___ Excerpted records

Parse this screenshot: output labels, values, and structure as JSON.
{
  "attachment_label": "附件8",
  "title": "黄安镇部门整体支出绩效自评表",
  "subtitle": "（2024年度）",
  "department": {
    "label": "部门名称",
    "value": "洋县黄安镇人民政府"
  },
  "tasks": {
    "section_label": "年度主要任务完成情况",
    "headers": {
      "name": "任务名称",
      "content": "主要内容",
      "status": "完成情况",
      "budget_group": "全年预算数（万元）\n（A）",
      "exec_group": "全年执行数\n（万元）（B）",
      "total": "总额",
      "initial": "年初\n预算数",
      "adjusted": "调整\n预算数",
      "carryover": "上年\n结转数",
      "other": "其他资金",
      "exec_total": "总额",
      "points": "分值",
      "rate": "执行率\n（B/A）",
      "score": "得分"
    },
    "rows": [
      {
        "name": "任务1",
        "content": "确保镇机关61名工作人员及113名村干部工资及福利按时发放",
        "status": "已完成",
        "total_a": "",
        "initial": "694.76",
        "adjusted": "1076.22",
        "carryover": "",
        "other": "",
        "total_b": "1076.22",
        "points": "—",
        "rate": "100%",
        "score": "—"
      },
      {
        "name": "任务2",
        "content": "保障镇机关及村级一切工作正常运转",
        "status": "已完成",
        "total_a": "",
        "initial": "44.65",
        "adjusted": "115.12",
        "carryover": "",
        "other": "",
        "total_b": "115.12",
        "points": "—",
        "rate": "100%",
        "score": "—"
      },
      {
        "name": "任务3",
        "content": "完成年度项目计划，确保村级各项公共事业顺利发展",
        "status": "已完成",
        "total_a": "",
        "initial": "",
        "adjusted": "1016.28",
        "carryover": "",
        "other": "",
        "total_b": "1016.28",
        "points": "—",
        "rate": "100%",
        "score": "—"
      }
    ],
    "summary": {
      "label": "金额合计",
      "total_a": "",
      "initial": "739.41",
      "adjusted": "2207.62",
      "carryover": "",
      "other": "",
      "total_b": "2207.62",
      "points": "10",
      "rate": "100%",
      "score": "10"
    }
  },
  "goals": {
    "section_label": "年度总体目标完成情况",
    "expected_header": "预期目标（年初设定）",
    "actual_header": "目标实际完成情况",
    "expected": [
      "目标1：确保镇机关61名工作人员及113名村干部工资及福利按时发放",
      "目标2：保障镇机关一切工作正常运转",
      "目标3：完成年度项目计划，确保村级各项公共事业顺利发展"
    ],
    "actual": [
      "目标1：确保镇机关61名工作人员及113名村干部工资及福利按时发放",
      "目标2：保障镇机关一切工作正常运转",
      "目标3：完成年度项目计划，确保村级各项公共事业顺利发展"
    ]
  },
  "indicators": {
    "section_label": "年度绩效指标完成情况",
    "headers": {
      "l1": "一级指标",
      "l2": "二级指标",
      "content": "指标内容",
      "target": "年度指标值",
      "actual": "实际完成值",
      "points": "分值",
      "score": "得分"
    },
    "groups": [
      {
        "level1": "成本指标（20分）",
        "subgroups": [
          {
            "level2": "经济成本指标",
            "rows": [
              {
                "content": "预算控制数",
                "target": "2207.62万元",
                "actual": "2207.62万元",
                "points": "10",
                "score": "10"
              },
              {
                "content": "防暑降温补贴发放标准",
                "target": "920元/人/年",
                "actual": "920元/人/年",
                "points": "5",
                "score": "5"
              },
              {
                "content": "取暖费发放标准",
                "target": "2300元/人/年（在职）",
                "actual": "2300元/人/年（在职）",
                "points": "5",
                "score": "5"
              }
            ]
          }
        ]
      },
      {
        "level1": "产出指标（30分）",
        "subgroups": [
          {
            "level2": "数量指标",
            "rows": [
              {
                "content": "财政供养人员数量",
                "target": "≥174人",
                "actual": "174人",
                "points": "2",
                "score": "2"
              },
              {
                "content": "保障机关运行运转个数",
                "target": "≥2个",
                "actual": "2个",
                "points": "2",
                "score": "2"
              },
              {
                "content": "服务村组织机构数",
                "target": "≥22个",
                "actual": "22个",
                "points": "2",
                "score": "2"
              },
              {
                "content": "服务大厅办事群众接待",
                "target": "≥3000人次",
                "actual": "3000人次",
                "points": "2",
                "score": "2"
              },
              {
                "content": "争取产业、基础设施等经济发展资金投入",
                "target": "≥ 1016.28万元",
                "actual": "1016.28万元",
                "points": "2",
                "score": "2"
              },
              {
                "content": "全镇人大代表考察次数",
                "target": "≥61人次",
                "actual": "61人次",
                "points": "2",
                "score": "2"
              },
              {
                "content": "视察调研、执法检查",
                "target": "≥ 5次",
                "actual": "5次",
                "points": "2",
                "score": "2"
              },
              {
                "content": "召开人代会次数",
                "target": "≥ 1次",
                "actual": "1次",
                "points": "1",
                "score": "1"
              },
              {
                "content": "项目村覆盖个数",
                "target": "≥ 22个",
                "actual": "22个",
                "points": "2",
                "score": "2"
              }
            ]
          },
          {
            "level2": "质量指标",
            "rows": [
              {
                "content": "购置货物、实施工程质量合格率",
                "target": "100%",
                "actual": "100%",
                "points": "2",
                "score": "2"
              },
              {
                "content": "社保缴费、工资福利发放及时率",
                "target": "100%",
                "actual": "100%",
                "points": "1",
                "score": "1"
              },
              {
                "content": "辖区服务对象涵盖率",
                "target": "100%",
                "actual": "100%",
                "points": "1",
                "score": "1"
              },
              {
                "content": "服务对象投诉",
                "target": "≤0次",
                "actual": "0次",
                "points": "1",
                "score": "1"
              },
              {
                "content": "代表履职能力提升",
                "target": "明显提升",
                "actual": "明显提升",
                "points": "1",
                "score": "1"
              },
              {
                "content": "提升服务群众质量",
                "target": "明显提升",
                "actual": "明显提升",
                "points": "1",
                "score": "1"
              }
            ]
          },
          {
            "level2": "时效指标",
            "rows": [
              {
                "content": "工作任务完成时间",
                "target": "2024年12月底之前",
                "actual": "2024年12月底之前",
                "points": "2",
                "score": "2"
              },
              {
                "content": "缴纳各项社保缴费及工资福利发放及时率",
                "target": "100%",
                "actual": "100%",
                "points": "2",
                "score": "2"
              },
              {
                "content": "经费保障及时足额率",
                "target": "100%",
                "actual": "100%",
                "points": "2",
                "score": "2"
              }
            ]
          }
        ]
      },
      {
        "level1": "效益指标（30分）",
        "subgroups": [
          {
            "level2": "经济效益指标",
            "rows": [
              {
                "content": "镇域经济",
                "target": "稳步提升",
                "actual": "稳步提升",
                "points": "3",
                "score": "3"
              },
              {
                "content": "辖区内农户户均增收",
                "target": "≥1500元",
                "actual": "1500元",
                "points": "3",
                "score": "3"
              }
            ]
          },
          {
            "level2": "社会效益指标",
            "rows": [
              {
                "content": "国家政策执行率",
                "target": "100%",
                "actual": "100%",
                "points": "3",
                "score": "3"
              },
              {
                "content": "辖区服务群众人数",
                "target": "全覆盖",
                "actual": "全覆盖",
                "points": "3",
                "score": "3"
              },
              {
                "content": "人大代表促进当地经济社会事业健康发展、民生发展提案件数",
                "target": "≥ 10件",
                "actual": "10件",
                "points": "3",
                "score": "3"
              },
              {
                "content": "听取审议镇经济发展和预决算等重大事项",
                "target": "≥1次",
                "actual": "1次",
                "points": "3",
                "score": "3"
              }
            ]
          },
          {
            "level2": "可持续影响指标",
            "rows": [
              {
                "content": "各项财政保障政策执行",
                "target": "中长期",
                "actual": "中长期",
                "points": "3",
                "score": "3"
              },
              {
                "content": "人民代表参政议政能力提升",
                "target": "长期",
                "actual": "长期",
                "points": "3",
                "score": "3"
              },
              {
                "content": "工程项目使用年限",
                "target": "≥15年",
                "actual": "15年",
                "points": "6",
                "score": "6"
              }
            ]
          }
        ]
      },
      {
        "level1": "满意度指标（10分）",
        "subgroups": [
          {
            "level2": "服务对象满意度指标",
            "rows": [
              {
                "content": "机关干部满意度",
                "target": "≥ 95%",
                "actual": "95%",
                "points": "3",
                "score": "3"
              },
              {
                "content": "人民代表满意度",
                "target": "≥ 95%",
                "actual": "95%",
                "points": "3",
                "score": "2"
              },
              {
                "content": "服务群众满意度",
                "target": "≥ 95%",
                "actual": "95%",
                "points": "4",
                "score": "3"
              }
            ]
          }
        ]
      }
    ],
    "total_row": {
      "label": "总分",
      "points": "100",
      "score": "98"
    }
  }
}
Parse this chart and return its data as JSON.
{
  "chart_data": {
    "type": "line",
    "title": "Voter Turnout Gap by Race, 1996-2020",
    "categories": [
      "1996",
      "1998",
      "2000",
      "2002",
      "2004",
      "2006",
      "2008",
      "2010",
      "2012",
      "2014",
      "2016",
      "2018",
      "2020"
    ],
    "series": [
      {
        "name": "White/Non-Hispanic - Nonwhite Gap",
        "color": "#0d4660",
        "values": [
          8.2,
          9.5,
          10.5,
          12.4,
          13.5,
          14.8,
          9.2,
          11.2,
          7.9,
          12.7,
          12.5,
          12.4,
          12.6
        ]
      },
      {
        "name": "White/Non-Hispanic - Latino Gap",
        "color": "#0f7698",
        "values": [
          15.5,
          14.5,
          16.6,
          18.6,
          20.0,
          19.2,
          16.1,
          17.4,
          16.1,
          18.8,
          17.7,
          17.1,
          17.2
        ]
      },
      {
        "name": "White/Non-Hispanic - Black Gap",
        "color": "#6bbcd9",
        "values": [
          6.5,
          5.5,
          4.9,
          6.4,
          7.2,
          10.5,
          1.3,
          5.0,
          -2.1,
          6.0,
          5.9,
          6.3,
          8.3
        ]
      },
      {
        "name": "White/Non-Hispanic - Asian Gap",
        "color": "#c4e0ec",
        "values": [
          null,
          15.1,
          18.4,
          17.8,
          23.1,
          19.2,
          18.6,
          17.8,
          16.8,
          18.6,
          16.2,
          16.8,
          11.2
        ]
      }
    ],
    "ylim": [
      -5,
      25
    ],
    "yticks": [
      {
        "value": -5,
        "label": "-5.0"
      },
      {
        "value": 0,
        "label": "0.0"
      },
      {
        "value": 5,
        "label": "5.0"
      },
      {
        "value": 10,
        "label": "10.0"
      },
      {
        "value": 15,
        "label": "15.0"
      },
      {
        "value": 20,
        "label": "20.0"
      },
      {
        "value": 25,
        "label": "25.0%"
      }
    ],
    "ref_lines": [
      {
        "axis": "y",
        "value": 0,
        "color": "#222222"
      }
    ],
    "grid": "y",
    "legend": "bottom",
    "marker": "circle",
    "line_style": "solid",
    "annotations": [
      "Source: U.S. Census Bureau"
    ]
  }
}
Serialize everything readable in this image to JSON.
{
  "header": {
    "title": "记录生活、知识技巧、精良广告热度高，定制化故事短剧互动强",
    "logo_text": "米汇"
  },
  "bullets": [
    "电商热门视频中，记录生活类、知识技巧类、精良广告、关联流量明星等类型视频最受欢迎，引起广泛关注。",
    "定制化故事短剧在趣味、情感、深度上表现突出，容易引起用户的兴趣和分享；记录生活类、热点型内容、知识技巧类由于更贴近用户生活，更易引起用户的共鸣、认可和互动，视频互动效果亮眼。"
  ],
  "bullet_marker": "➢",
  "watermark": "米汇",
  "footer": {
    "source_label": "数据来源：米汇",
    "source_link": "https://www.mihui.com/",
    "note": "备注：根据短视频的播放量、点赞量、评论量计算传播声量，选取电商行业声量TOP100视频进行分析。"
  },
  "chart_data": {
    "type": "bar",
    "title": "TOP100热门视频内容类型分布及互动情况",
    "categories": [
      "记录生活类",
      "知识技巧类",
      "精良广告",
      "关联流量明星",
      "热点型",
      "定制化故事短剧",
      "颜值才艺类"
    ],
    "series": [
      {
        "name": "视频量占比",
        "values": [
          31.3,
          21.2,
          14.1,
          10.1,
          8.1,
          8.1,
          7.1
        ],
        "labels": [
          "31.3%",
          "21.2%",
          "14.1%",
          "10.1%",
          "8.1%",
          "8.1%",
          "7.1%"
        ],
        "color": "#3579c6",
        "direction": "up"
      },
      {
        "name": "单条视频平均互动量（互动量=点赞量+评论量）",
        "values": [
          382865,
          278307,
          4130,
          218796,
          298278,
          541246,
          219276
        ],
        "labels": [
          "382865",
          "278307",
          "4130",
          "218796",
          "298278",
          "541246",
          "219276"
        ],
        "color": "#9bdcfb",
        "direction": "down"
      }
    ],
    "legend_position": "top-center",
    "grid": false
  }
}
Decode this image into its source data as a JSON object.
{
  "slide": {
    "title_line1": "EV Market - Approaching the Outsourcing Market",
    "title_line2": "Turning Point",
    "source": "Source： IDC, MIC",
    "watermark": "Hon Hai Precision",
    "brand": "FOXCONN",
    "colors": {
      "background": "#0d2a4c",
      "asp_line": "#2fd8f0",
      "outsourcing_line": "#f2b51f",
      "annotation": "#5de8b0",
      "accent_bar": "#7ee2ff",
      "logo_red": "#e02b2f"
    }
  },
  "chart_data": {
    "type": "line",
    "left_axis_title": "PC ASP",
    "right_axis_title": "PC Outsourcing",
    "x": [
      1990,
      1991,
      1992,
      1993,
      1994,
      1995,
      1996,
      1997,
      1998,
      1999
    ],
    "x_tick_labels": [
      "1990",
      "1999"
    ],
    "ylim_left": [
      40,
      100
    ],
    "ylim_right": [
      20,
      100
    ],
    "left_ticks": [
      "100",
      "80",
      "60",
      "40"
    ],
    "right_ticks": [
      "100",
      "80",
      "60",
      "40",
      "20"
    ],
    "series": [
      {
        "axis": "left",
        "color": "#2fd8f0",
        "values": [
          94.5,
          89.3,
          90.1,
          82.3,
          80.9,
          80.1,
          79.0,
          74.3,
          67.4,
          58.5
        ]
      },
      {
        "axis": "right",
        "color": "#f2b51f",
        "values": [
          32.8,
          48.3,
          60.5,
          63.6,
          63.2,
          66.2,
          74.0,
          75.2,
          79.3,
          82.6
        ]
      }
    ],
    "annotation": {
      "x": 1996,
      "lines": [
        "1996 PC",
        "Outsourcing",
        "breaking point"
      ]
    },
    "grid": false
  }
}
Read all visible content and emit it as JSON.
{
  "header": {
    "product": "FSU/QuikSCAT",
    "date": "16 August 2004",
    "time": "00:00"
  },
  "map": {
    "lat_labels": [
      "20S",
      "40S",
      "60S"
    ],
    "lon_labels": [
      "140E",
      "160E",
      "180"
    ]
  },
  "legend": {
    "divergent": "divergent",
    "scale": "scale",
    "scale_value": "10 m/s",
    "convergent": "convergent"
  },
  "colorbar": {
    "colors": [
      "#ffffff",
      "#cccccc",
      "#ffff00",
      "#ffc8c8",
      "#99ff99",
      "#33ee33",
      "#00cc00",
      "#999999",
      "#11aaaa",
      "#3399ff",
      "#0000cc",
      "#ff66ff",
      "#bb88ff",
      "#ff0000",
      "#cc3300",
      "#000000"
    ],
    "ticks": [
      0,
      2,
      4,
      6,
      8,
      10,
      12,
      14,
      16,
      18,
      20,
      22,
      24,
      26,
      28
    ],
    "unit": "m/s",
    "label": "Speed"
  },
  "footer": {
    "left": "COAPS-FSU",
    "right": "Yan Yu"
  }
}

______

:: Exercise details ::
Select the lines that carry the string "adjusted" and copy them.

:: Completed exercise ::
      "adjusted": "调整\n预算数",
        "adjusted": "1076.22",
        "adjusted": "115.12",
        "adjusted": "1016.28",
      "adjusted": "2207.62",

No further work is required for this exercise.